Figure content listings
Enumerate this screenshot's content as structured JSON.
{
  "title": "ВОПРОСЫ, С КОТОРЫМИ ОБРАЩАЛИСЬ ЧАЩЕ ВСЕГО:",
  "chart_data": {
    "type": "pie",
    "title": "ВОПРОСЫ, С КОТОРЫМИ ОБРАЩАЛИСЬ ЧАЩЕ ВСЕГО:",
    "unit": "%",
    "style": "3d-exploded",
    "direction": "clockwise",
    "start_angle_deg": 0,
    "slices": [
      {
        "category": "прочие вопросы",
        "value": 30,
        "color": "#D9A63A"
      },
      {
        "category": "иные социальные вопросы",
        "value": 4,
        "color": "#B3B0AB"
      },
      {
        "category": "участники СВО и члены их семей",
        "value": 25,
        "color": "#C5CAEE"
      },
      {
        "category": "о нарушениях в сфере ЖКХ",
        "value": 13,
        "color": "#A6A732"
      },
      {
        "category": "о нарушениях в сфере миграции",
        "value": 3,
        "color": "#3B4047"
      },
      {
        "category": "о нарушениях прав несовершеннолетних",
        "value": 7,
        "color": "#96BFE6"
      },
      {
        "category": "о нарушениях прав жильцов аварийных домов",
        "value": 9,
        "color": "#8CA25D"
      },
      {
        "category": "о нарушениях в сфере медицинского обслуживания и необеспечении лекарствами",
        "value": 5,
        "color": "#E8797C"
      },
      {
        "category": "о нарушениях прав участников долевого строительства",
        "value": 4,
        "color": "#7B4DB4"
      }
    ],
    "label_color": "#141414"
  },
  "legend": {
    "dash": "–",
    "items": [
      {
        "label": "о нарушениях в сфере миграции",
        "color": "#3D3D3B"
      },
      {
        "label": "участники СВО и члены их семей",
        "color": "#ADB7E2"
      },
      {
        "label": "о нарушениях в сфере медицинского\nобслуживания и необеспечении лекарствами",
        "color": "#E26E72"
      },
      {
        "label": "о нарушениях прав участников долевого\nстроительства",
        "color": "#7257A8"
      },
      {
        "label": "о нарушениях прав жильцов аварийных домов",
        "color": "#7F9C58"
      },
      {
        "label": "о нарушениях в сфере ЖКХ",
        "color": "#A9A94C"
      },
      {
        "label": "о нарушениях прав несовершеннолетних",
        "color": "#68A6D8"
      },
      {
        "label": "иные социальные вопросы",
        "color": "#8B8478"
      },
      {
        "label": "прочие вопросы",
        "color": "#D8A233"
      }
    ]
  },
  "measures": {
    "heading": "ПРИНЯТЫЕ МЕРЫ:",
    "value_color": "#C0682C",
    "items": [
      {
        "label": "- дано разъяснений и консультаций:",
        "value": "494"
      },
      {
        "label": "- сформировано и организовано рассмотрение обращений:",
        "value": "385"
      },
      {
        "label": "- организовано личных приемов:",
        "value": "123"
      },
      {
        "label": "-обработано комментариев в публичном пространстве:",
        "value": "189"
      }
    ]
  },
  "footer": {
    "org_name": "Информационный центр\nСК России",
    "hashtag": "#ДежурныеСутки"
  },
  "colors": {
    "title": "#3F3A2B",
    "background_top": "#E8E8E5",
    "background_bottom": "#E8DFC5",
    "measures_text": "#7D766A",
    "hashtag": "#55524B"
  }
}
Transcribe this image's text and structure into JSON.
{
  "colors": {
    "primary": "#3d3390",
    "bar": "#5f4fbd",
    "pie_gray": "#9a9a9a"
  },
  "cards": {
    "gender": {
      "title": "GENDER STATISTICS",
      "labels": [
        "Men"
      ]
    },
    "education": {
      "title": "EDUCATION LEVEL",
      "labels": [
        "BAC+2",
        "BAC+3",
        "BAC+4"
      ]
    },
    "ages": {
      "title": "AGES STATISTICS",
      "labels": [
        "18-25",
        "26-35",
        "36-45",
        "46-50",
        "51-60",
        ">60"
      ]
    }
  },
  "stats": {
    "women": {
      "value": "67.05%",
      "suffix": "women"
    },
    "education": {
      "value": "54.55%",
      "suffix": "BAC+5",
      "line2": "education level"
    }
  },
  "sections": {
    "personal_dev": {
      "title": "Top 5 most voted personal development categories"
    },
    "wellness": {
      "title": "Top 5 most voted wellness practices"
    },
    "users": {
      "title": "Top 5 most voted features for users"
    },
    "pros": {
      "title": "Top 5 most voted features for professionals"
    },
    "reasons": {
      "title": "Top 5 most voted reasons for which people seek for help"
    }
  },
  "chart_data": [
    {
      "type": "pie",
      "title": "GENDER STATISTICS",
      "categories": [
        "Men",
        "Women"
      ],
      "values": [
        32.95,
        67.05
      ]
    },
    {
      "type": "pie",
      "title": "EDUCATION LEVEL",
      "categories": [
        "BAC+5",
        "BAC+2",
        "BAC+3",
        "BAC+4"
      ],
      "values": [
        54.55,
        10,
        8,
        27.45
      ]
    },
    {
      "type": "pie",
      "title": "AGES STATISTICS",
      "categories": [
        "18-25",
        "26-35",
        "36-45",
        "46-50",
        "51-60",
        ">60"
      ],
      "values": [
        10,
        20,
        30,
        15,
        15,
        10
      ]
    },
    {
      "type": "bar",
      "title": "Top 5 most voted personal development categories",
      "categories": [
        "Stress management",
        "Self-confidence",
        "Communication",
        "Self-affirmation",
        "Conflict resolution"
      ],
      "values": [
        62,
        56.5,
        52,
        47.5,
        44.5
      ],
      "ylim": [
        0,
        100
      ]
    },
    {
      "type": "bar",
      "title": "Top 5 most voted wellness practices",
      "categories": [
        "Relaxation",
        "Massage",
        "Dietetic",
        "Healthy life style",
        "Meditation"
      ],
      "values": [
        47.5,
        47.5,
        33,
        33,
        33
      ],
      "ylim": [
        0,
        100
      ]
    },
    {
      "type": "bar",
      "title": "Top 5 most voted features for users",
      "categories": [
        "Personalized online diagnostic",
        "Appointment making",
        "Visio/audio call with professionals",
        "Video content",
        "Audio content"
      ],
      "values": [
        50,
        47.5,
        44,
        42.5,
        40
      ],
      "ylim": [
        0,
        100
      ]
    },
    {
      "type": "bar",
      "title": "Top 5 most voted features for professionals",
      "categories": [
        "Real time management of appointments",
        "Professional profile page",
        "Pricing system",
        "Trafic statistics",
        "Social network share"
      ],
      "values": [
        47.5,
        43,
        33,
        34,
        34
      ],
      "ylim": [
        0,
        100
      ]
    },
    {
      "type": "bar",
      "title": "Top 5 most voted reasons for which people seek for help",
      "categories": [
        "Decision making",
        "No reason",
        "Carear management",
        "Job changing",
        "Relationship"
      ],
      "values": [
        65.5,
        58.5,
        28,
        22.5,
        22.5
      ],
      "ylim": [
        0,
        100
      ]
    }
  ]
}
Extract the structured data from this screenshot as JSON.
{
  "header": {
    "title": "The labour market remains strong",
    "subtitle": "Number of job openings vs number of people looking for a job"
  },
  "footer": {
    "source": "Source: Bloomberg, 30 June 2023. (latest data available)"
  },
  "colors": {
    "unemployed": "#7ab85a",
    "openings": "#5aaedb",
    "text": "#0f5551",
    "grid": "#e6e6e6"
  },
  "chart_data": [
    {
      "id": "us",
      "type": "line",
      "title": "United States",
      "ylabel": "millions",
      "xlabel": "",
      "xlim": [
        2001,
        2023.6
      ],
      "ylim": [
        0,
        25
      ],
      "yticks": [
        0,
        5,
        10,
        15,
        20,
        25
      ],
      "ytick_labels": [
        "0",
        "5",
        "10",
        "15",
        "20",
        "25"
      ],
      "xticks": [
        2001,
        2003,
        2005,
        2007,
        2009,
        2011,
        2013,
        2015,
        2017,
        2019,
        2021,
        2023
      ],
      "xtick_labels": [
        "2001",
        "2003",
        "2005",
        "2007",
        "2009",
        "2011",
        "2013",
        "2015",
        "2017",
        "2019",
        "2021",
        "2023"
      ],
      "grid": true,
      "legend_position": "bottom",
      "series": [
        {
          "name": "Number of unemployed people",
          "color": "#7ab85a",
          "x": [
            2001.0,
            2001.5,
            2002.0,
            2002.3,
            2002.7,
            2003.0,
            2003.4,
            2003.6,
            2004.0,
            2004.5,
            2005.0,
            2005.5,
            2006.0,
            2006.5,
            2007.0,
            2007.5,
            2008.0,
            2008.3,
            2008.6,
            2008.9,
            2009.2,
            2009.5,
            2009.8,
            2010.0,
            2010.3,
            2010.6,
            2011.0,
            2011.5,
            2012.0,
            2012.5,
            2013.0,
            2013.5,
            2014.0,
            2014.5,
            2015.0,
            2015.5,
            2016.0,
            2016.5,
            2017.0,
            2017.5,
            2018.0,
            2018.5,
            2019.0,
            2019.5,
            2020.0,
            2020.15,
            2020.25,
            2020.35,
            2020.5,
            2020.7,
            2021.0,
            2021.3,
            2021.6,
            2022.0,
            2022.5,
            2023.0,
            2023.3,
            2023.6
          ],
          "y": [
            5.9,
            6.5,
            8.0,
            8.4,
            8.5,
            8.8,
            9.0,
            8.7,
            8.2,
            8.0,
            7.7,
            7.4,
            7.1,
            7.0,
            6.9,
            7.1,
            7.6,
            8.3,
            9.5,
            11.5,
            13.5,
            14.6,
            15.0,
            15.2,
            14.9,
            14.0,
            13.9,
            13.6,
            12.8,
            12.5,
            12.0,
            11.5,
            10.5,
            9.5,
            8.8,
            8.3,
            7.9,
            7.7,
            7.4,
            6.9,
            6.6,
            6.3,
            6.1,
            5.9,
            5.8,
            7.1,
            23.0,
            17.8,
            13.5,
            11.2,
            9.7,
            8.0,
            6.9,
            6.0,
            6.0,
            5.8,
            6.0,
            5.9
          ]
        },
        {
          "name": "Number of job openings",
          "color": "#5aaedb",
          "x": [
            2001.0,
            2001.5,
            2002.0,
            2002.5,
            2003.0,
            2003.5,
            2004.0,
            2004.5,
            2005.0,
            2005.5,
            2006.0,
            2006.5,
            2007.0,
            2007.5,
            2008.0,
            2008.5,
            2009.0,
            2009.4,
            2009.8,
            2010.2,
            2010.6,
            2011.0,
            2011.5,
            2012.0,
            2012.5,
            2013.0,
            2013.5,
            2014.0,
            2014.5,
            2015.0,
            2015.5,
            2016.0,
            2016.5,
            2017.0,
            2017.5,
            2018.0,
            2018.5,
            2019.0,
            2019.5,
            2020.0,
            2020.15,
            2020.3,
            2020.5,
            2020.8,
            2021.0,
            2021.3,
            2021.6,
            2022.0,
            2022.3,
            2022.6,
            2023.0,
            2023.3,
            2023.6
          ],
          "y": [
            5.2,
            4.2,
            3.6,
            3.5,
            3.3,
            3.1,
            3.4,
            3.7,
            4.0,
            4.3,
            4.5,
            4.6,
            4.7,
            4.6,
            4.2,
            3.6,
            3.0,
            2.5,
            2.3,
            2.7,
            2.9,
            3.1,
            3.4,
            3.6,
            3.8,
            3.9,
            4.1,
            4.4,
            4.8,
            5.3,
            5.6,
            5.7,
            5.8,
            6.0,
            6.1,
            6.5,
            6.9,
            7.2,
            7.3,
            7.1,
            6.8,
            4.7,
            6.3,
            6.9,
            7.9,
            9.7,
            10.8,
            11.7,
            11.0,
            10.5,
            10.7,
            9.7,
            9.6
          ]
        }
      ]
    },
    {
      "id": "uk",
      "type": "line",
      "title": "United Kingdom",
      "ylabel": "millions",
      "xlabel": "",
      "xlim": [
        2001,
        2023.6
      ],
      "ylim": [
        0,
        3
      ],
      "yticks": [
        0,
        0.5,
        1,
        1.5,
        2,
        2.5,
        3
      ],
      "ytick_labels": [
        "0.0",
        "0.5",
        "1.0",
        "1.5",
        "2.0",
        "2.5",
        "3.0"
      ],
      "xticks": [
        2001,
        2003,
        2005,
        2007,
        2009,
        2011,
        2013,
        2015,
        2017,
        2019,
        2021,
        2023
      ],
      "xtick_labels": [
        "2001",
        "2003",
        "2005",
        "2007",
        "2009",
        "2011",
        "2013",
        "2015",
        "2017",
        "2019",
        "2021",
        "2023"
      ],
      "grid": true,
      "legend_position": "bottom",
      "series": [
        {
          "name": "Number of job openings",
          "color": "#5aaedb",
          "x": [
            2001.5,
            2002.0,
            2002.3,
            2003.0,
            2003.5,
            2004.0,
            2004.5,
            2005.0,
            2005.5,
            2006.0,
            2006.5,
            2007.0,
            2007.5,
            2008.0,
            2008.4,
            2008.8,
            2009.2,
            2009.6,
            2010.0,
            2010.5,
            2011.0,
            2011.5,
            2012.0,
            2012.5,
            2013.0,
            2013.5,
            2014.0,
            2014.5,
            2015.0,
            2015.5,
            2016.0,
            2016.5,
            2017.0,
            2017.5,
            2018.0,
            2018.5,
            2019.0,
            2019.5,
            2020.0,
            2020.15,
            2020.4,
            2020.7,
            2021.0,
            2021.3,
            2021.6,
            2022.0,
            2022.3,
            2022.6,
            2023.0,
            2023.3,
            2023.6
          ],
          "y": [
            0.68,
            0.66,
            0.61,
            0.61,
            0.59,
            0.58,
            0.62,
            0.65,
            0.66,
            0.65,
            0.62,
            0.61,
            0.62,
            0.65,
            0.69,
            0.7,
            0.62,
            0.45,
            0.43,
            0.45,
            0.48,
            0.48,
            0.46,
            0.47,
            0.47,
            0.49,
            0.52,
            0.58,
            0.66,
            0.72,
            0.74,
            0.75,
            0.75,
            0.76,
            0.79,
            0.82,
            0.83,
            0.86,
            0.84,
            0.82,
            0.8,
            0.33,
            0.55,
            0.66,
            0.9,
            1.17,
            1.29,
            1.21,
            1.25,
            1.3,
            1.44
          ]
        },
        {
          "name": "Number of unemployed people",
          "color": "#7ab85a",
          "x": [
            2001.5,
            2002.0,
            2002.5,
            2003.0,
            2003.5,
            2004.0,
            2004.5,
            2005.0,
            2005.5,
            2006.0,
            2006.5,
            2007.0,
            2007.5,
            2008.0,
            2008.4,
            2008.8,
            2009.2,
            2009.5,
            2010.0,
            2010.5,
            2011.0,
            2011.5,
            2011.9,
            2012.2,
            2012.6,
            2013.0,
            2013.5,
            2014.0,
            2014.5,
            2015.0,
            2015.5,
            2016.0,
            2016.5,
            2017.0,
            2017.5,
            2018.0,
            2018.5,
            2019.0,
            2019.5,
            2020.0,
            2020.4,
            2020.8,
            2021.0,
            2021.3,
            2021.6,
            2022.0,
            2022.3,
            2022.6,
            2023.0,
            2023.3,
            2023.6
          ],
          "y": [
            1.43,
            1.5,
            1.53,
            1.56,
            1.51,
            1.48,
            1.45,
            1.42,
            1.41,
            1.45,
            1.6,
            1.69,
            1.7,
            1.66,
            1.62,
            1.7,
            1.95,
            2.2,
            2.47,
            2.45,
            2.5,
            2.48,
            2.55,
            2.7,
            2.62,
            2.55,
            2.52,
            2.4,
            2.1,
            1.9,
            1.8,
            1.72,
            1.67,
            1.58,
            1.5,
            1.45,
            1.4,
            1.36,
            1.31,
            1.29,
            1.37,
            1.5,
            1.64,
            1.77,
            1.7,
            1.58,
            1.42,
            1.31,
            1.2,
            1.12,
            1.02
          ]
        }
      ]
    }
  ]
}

### WRITTEN REQUEST
From the entries above, list each line with "долевого" in it.

### CORRECT ANSWER
        "category": "о нарушениях прав участников долевого строительства",
        "label": "о нарушениях прав участников долевого\nстроительства",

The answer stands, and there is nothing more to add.